* Exercise instructions *
Go through the lines below. Copy those with "from".

┌─ Records for the exercise

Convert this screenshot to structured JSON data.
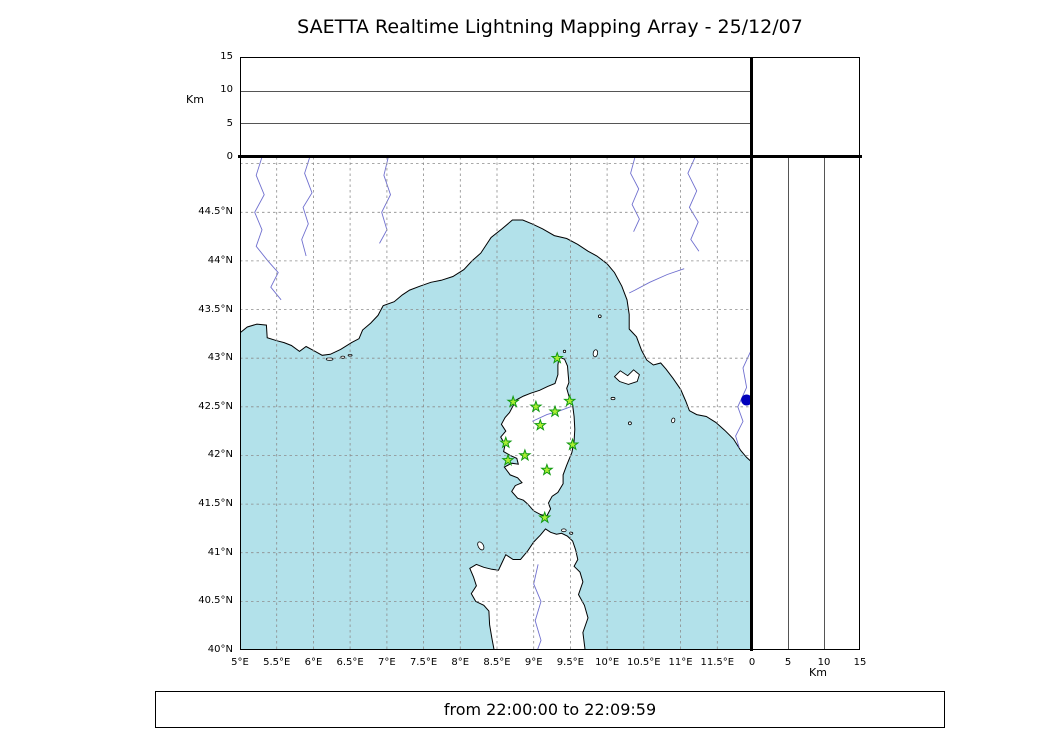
{
  "title": "SAETTA Realtime Lightning Mapping Array - 25/12/07",
  "footer": {
    "time_range": "from 22:00:00 to 22:09:59"
  },
  "altitude_panel": {
    "axis_label": "Km",
    "range_km": [
      0,
      15
    ],
    "gridlines_km": [
      5,
      10
    ],
    "ticks": [
      {
        "label": "15",
        "value": 15
      },
      {
        "label": "10",
        "value": 10
      },
      {
        "label": "5",
        "value": 5
      },
      {
        "label": "0",
        "value": 0
      }
    ]
  },
  "right_panel": {
    "axis_label": "Km",
    "range_km": [
      0,
      15
    ],
    "gridlines_km": [
      5,
      10
    ],
    "ticks": [
      {
        "label": "0",
        "value": 0
      },
      {
        "label": "5",
        "value": 5
      },
      {
        "label": "10",
        "value": 10
      },
      {
        "label": "15",
        "value": 15
      }
    ]
  },
  "map": {
    "lon_range": [
      5,
      11.973
    ],
    "lat_range": [
      40,
      45.068
    ],
    "grid_step_deg": 0.5,
    "colors": {
      "sea": "#b2e1ea",
      "land": "#ffffff",
      "coast": "#000000",
      "river": "#7070cf",
      "grid": "#8c8c8c",
      "station_fill": "#aaee33",
      "station_stroke": "#119911",
      "event": "#0000bb"
    },
    "lon_ticks": [
      {
        "label": "5°E",
        "value": 5
      },
      {
        "label": "5.5°E",
        "value": 5.5
      },
      {
        "label": "6°E",
        "value": 6
      },
      {
        "label": "6.5°E",
        "value": 6.5
      },
      {
        "label": "7°E",
        "value": 7
      },
      {
        "label": "7.5°E",
        "value": 7.5
      },
      {
        "label": "8°E",
        "value": 8
      },
      {
        "label": "8.5°E",
        "value": 8.5
      },
      {
        "label": "9°E",
        "value": 9
      },
      {
        "label": "9.5°E",
        "value": 9.5
      },
      {
        "label": "10°E",
        "value": 10
      },
      {
        "label": "10.5°E",
        "value": 10.5
      },
      {
        "label": "11°E",
        "value": 11
      },
      {
        "label": "11.5°E",
        "value": 11.5
      }
    ],
    "lat_ticks": [
      {
        "label": "44.5°N",
        "value": 44.5
      },
      {
        "label": "44°N",
        "value": 44
      },
      {
        "label": "43.5°N",
        "value": 43.5
      },
      {
        "label": "43°N",
        "value": 43
      },
      {
        "label": "42.5°N",
        "value": 42.5
      },
      {
        "label": "42°N",
        "value": 42
      },
      {
        "label": "41.5°N",
        "value": 41.5
      },
      {
        "label": "41°N",
        "value": 41
      },
      {
        "label": "40.5°N",
        "value": 40.5
      },
      {
        "label": "40°N",
        "value": 40
      }
    ],
    "stations": [
      {
        "lon": 9.32,
        "lat": 43.0
      },
      {
        "lon": 8.72,
        "lat": 42.55
      },
      {
        "lon": 9.03,
        "lat": 42.5
      },
      {
        "lon": 9.29,
        "lat": 42.45
      },
      {
        "lon": 9.49,
        "lat": 42.56
      },
      {
        "lon": 9.09,
        "lat": 42.31
      },
      {
        "lon": 8.62,
        "lat": 42.13
      },
      {
        "lon": 9.53,
        "lat": 42.11
      },
      {
        "lon": 8.88,
        "lat": 42.0
      },
      {
        "lon": 8.65,
        "lat": 41.95
      },
      {
        "lon": 9.18,
        "lat": 41.85
      },
      {
        "lon": 9.15,
        "lat": 41.36
      }
    ],
    "events": [
      {
        "lon": 11.9,
        "lat": 42.57
      }
    ]
  }
}
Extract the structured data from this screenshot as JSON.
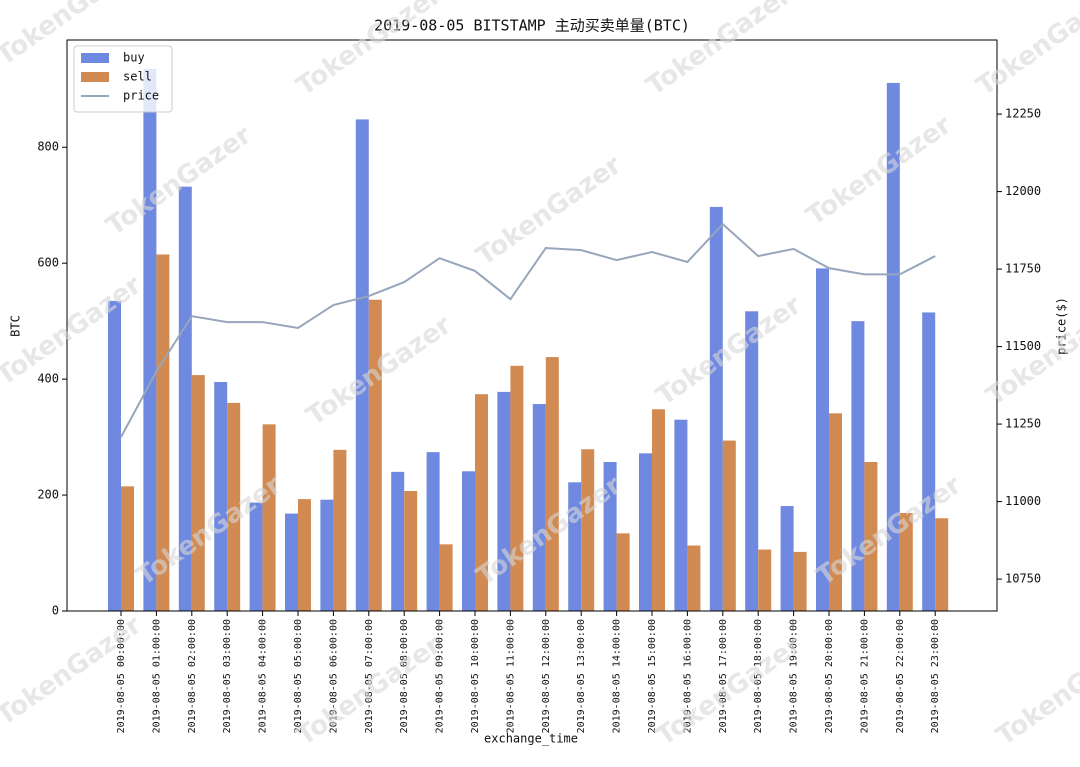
{
  "chart_data": {
    "type": "bar",
    "title": "2019-08-05 BITSTAMP 主动买卖单量(BTC)",
    "x_label": "exchange_time",
    "y_label": "BTC",
    "y2_label": "price($)",
    "watermark": "TokenGazer",
    "categories": [
      "2019-08-05 00:00:00",
      "2019-08-05 01:00:00",
      "2019-08-05 02:00:00",
      "2019-08-05 03:00:00",
      "2019-08-05 04:00:00",
      "2019-08-05 05:00:00",
      "2019-08-05 06:00:00",
      "2019-08-05 07:00:00",
      "2019-08-05 08:00:00",
      "2019-08-05 09:00:00",
      "2019-08-05 10:00:00",
      "2019-08-05 11:00:00",
      "2019-08-05 12:00:00",
      "2019-08-05 13:00:00",
      "2019-08-05 14:00:00",
      "2019-08-05 15:00:00",
      "2019-08-05 16:00:00",
      "2019-08-05 17:00:00",
      "2019-08-05 18:00:00",
      "2019-08-05 19:00:00",
      "2019-08-05 20:00:00",
      "2019-08-05 21:00:00",
      "2019-08-05 22:00:00",
      "2019-08-05 23:00:00"
    ],
    "series": [
      {
        "name": "buy",
        "type": "bar",
        "color": "#6f88e0",
        "values": [
          535,
          935,
          732,
          395,
          187,
          168,
          192,
          848,
          240,
          274,
          241,
          378,
          357,
          222,
          257,
          272,
          330,
          697,
          517,
          181,
          591,
          500,
          911,
          515
        ]
      },
      {
        "name": "sell",
        "type": "bar",
        "color": "#d08a52",
        "values": [
          215,
          615,
          407,
          359,
          322,
          193,
          278,
          537,
          207,
          115,
          374,
          423,
          438,
          279,
          134,
          348,
          113,
          294,
          106,
          102,
          341,
          257,
          169,
          160
        ]
      },
      {
        "name": "price",
        "type": "line",
        "axis": "y2",
        "color": "#97a6ba",
        "values": [
          11208,
          11420,
          11598,
          11579,
          11579,
          11560,
          11634,
          11663,
          11708,
          11785,
          11744,
          11653,
          11818,
          11811,
          11779,
          11805,
          11773,
          11895,
          11792,
          11815,
          11753,
          11733,
          11733,
          11792
        ]
      }
    ],
    "ylim": [
      0,
      985
    ],
    "yticks": [
      0,
      200,
      400,
      600,
      800
    ],
    "y2lim": [
      10647,
      12489
    ],
    "y2ticks": [
      10750,
      11000,
      11250,
      11500,
      11750,
      12000,
      12250
    ],
    "legend": "upper left"
  }
}
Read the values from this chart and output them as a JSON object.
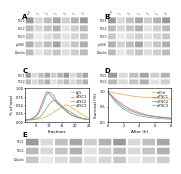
{
  "background": "#ffffff",
  "panel_label_fontsize": 5,
  "panelC_lines": {
    "x": [
      1,
      2,
      3,
      4,
      5,
      6,
      7,
      8,
      9,
      10,
      11,
      12,
      13,
      14,
      15,
      16,
      17,
      18,
      19,
      20,
      21,
      22,
      23,
      24,
      25
    ],
    "series": [
      {
        "label": "IgG",
        "color": "#f5a623",
        "y": [
          0.05,
          0.05,
          0.05,
          0.06,
          0.07,
          0.08,
          0.1,
          0.12,
          0.15,
          0.2,
          0.25,
          0.3,
          0.35,
          0.4,
          0.45,
          0.5,
          0.5,
          0.45,
          0.4,
          0.35,
          0.3,
          0.25,
          0.2,
          0.15,
          0.1
        ]
      },
      {
        "label": "aTSC1",
        "color": "#e05c5c",
        "y": [
          0.05,
          0.06,
          0.08,
          0.12,
          0.18,
          0.3,
          0.5,
          0.7,
          0.9,
          0.85,
          0.75,
          0.65,
          0.55,
          0.5,
          0.45,
          0.4,
          0.35,
          0.3,
          0.25,
          0.2,
          0.15,
          0.12,
          0.1,
          0.08,
          0.06
        ]
      },
      {
        "label": "aTSC2",
        "color": "#5c8ae0",
        "y": [
          0.05,
          0.06,
          0.08,
          0.1,
          0.15,
          0.25,
          0.4,
          0.6,
          0.8,
          0.9,
          0.85,
          0.75,
          0.6,
          0.5,
          0.42,
          0.35,
          0.28,
          0.22,
          0.18,
          0.15,
          0.12,
          0.1,
          0.08,
          0.07,
          0.06
        ]
      },
      {
        "label": "aTSC3",
        "color": "#5cba5c",
        "y": [
          0.05,
          0.05,
          0.06,
          0.07,
          0.09,
          0.12,
          0.18,
          0.28,
          0.4,
          0.52,
          0.6,
          0.65,
          0.62,
          0.55,
          0.46,
          0.38,
          0.3,
          0.24,
          0.19,
          0.16,
          0.13,
          0.11,
          0.09,
          0.08,
          0.07
        ]
      }
    ],
    "xlabel": "Fractions",
    "ylabel": "% of total",
    "xlim": [
      1,
      25
    ],
    "ylim": [
      0,
      1.0
    ],
    "label_fontsize": 3.0
  },
  "panelD_lines": {
    "x": [
      0,
      1,
      2,
      3,
      4,
      5,
      6,
      7,
      8
    ],
    "series": [
      {
        "label": "siCtrl",
        "color": "#f5a623",
        "y": [
          1.0,
          0.95,
          0.9,
          0.85,
          0.82,
          0.8,
          0.78,
          0.76,
          0.75
        ]
      },
      {
        "label": "siTSC1",
        "color": "#e05c5c",
        "y": [
          1.0,
          0.75,
          0.55,
          0.4,
          0.3,
          0.22,
          0.18,
          0.15,
          0.12
        ]
      },
      {
        "label": "siTSC2",
        "color": "#5c8ae0",
        "y": [
          1.0,
          0.7,
          0.48,
          0.35,
          0.26,
          0.2,
          0.16,
          0.13,
          0.11
        ]
      },
      {
        "label": "siTSC3",
        "color": "#5cba5c",
        "y": [
          1.0,
          0.65,
          0.42,
          0.28,
          0.2,
          0.15,
          0.12,
          0.1,
          0.08
        ]
      }
    ],
    "xlabel": "After (h)",
    "ylabel": "Survival (%)",
    "xlim": [
      0,
      8
    ],
    "ylim": [
      0,
      1.1
    ],
    "label_fontsize": 3.0
  },
  "blot_bg": "#e8e8e8",
  "text_color": "#222222",
  "label_tiny": 2.5
}
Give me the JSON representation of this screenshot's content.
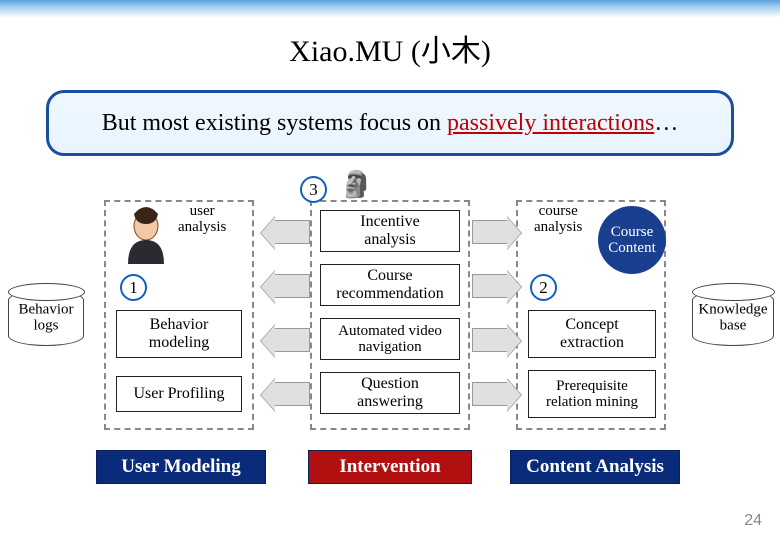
{
  "title": "Xiao.MU (小木)",
  "callout_pre": "But most existing systems focus on ",
  "callout_hl": "passively interactions",
  "callout_post": "…",
  "cylinders": {
    "left": "Behavior\nlogs",
    "right": "Knowledge\nbase"
  },
  "columns": {
    "user": {
      "header": "user\nanalysis",
      "num": "1",
      "boxes": [
        "Behavior\nmodeling",
        "User Profiling"
      ],
      "label": "User Modeling",
      "label_bg": "#0a2a7a"
    },
    "mid": {
      "num": "3",
      "boxes": [
        "Incentive\nanalysis",
        "Course\nrecommendation",
        "Automated video\nnavigation",
        "Question\nanswering"
      ],
      "label": "Intervention",
      "label_bg": "#b01010"
    },
    "course": {
      "header": "course\nanalysis",
      "num": "2",
      "circle": "Course\nContent",
      "boxes": [
        "Concept\nextraction",
        "Prerequisite\nrelation mining"
      ],
      "label": "Content Analysis",
      "label_bg": "#0a2a7a"
    }
  },
  "colors": {
    "callout_border": "#1a4ea0",
    "num_border": "#1060c0",
    "circle_fill": "#1a3f8f",
    "dashed": "#888888"
  },
  "page": "24"
}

└─

* Output *
    "time_range": "from 22:00:00 to 22:09:59"
Extract the structured data from this screenshot as JSON.
Read the values from this chart and output them as a JSON object.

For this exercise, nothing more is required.